What is needed = Transcribe the records that follow exactly. Skip the pictures.

Records to use =
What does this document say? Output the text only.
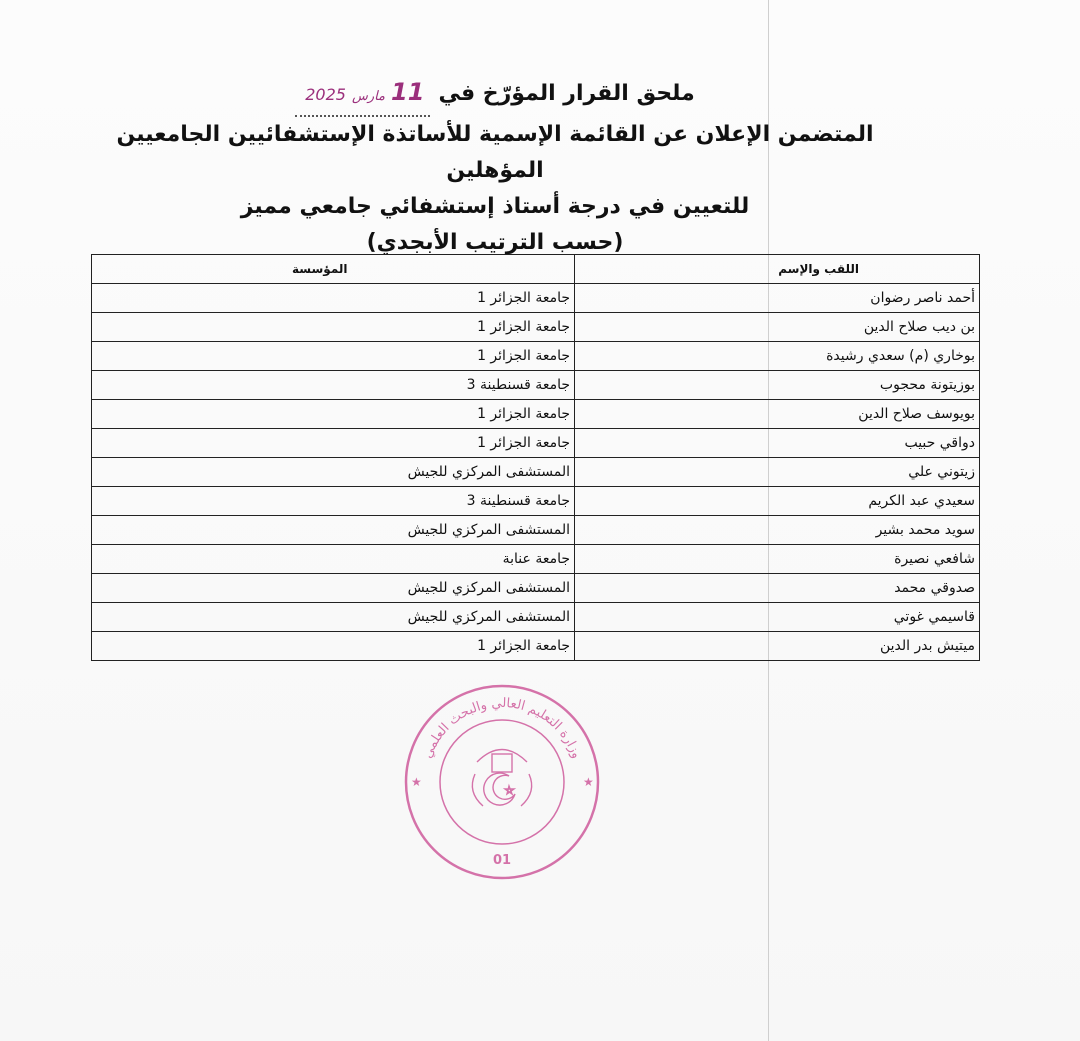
ملحق القرار المؤرّخ في
11
مارس
2025
المتضمن الإعلان عن القائمة الإسمية للأساتذة الإستشفائيين الجامعيين المؤهلين
للتعيين في درجة أستاذ إستشفائي جامعي مميز
(حسب الترتيب الأبجدي)
اللقب والإسم	المؤسسة
أحمد ناصر رضوان	جامعة الجزائر 1
بن ديب صلاح الدين	جامعة الجزائر 1
بوخاري (م) سعدي رشيدة	جامعة الجزائر 1
بوزيتونة محجوب	جامعة قسنطينة 3
بويوسف صلاح الدين	جامعة الجزائر 1
دواقي حبيب	جامعة الجزائر 1
زيتوني علي	المستشفى المركزي للجيش
سعيدي عبد الكريم	جامعة قسنطينة 3
سويد محمد بشير	المستشفى المركزي للجيش
شافعي نصيرة	جامعة عنابة
صدوقي محمد	المستشفى المركزي للجيش
قاسيمي غوتي	المستشفى المركزي للجيش
ميتيش بدر الدين	جامعة الجزائر 1
وزارة التعليم العالي والبحث العلمي
★	★
01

The reply =
What does this document say? Output the text only.
ملحق القرار المؤرّخ في
11
مارس
2025
المتضمن الإعلان عن القائمة الإسمية للأساتذة الإستشفائيين الجامعيين المؤهلين
للتعيين في درجة أستاذ إستشفائي جامعي مميز
(حسب الترتيب الأبجدي)
اللقب والإسم	المؤسسة
أحمد ناصر رضوان	جامعة الجزائر 1
بن ديب صلاح الدين	جامعة الجزائر 1
بوخاري (م) سعدي رشيدة	جامعة الجزائر 1
بوزيتونة محجوب	جامعة قسنطينة 3
بويوسف صلاح الدين	جامعة الجزائر 1
دواقي حبيب	جامعة الجزائر 1
زيتوني علي	المستشفى المركزي للجيش
سعيدي عبد الكريم	جامعة قسنطينة 3
سويد محمد بشير	المستشفى المركزي للجيش
شافعي نصيرة	جامعة عنابة
صدوقي محمد	المستشفى المركزي للجيش
قاسيمي غوتي	المستشفى المركزي للجيش
ميتيش بدر الدين	جامعة الجزائر 1
وزارة التعليم العالي والبحث العلمي
★	★
01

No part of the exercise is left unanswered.